Despite lacking human-relevance, animal models are often used in eye disease research due to their accessibility and the complexity of eye anatomy. NAVS is helping to fund some human-cell based alternatives for this purpose, and we are excited to share with you some additional innovative in vitro eye models that are being created at the University of Pennsylvania.
Recognizing that current preclinical eye models do not accurately mimic human biological responses and are expensive and time-consuming, researchers in Dongeun Huh’s lab set out to create a complex, in vitro alternative— an “eye-on-a-chip” microdevice that models the surface of the human eye. They recently published their findings in Nature Medicine.
The researchers used a reverse-engineering strategy, combining human cells with “a synthetically created yet physiological culture environment to replicate the key biological features of the ocular surface at the cellular, tissue and whole organ levels.” To do this, they cultured human cells on scaffolds to create a curved surface designed to mimic the cornea, and created an artificial eyelid connected to a motor to simulate blinking. The model also contained “tear fluid,” enabling the ocular surface to stay hydrated.
The model will help scientists study the interface between the eye and the environment and can be used for many purposes, including the testing of eye medicines, consumer products, environmental materials, surgical procedures and biomedical devices like contact lenses.

────────

* GOAL OF THE EXERCISE *
Write a continuation of the article on the eye-on-a-chip model, picking up after its last sentence. The rows that follow aren't needed for this.

────────

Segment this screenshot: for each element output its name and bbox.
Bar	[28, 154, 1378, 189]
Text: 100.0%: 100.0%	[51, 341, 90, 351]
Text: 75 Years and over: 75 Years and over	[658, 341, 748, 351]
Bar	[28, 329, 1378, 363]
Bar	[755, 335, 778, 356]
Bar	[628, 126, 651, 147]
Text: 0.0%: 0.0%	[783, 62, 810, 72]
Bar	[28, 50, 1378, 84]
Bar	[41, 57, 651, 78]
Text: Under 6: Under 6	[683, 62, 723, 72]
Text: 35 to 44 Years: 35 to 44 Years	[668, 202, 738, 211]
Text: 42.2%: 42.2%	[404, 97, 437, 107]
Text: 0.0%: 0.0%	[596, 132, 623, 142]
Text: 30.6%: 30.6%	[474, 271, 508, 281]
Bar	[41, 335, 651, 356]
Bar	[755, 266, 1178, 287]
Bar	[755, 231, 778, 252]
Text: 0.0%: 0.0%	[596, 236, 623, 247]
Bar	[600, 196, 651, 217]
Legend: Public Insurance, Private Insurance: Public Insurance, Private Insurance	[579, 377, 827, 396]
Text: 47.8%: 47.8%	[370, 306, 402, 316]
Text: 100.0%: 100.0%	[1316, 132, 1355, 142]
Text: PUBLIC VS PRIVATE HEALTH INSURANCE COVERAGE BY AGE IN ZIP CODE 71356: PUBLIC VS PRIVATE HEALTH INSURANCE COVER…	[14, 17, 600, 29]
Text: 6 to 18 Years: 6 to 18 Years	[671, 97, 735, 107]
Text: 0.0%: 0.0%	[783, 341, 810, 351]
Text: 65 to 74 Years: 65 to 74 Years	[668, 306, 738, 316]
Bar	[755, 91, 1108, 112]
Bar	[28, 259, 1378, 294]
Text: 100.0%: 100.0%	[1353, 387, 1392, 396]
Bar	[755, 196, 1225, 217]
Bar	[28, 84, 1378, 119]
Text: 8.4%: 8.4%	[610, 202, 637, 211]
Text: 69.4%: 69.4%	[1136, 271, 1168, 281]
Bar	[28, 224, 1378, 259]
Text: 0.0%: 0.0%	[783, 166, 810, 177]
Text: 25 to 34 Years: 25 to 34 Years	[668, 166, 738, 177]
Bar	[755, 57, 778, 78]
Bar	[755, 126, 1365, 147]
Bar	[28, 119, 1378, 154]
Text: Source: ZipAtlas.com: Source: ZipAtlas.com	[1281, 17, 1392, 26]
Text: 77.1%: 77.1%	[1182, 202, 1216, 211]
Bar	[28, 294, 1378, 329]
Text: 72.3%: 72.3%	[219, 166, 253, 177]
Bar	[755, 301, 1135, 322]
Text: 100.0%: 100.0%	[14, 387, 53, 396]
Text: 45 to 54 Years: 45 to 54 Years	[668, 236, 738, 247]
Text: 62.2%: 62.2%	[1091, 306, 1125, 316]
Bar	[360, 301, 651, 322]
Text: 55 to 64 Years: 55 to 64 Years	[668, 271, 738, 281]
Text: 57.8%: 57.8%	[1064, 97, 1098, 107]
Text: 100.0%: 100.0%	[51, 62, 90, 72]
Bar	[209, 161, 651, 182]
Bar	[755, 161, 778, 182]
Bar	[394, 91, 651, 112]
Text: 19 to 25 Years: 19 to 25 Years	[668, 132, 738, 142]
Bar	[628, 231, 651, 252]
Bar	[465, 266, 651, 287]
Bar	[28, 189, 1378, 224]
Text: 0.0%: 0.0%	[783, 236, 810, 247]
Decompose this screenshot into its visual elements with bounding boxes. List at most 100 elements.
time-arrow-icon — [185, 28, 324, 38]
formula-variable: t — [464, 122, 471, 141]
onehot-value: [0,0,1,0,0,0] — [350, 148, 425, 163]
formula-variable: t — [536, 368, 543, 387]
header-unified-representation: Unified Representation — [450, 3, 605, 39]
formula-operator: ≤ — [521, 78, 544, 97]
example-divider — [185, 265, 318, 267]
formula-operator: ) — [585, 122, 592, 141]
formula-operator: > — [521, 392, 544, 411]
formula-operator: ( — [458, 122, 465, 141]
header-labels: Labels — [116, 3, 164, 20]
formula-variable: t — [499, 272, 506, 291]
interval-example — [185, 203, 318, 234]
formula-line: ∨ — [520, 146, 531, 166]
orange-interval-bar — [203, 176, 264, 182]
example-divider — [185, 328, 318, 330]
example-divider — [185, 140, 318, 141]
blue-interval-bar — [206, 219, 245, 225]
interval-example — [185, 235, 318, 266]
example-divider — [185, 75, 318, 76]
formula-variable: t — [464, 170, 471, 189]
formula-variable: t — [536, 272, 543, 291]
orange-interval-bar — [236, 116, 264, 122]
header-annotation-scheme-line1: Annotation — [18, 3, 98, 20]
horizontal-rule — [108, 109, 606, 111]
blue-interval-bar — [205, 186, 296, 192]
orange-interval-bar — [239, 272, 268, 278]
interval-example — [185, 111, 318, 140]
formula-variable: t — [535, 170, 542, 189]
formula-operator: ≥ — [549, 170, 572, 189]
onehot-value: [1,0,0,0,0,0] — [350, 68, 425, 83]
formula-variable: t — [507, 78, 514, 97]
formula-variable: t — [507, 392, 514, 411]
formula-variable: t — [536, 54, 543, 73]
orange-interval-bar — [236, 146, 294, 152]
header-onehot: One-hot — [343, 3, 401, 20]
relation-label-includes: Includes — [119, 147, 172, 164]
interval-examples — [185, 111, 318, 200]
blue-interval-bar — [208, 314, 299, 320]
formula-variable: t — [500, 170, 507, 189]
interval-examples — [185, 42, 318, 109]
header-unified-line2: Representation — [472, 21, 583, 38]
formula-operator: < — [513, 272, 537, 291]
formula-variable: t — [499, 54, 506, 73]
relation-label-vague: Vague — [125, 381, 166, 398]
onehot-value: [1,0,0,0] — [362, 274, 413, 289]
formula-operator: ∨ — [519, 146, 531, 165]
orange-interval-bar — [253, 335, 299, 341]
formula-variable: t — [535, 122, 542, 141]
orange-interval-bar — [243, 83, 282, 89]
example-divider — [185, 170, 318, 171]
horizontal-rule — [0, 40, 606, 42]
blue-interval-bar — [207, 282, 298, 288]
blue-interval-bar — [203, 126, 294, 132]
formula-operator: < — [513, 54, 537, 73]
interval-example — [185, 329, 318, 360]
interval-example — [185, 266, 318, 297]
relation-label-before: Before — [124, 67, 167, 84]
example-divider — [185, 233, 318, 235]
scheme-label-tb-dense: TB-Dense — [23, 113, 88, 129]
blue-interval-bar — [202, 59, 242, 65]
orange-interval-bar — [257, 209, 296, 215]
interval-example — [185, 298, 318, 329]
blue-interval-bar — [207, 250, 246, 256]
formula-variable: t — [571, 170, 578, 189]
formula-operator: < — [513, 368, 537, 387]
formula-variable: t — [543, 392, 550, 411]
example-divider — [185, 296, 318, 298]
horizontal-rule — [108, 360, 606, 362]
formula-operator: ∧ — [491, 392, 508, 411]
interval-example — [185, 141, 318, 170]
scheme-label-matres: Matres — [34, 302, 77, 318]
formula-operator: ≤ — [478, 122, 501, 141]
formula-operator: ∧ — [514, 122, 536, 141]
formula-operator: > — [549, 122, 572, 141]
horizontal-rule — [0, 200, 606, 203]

────────

* ANSWER SECTION *
The researchers even showed that the eye-on-a-chip microdevice can be used to study eye conditions such as dry eye disease (DED). They were able to test potential therapeutics on the model which “made it possible to generate in vitro data directly comparable to clinical findings, greatly facilitating the process of validating the physiological and clinical relevance of the model.” This is important, given that several dry-eye therapies validated by preclinical mouse studies have failed in human clinical trials because of “interspecies differences” and failure of the animals “to simulate the underlying pathophysiology of human DED.”
We commend these researchers for the contributions they have made toward the generation of a cost-effective, predictive and ethical alternative to animal experimentation. We will keep you posted on further developments with this model and others which seek to reduce reliance on animal models.